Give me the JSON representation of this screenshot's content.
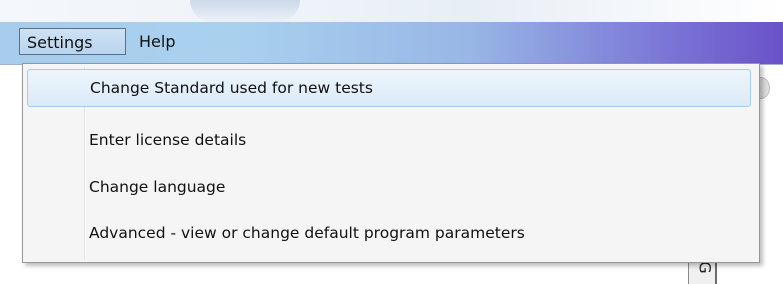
{
  "menubar": {
    "items": [
      {
        "label": "Settings"
      },
      {
        "label": "Help"
      }
    ]
  },
  "settings_menu": {
    "items": [
      {
        "label": "Change Standard used for new tests"
      },
      {
        "label": "Enter license details"
      },
      {
        "label": "Change language"
      },
      {
        "label": "Advanced - view or change default program parameters"
      }
    ]
  },
  "background": {
    "partial_glyph": "G"
  },
  "colors": {
    "menubar_start": "#a8ccec",
    "menubar_end": "#6a52c9",
    "highlight": "#dbeaf8",
    "dropdown_bg": "#f5f5f5"
  }
}
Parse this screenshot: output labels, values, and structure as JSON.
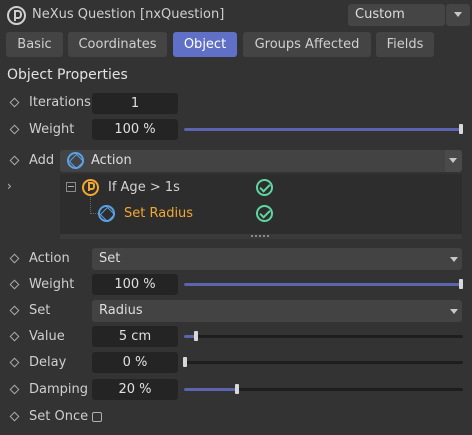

=== What you will do ===
Every line of the data should be copied as it stands, without the images.

=== Response to the task ===
Give me the JSON representation of this screenshot's content.
{
  "menubar": {
    "items": [
      {
        "label": "Settings"
      },
      {
        "label": "Help"
      }
    ]
  },
  "settings_menu": {
    "items": [
      {
        "label": "Change Standard used for new tests"
      },
      {
        "label": "Enter license details"
      },
      {
        "label": "Change language"
      },
      {
        "label": "Advanced - view or change default program parameters"
      }
    ]
  },
  "background": {
    "partial_glyph": "G"
  },
  "colors": {
    "menubar_start": "#a8ccec",
    "menubar_end": "#6a52c9",
    "highlight": "#dbeaf8",
    "dropdown_bg": "#f5f5f5"
  }
}
Parse this screenshot: output labels, values, and structure as JSON.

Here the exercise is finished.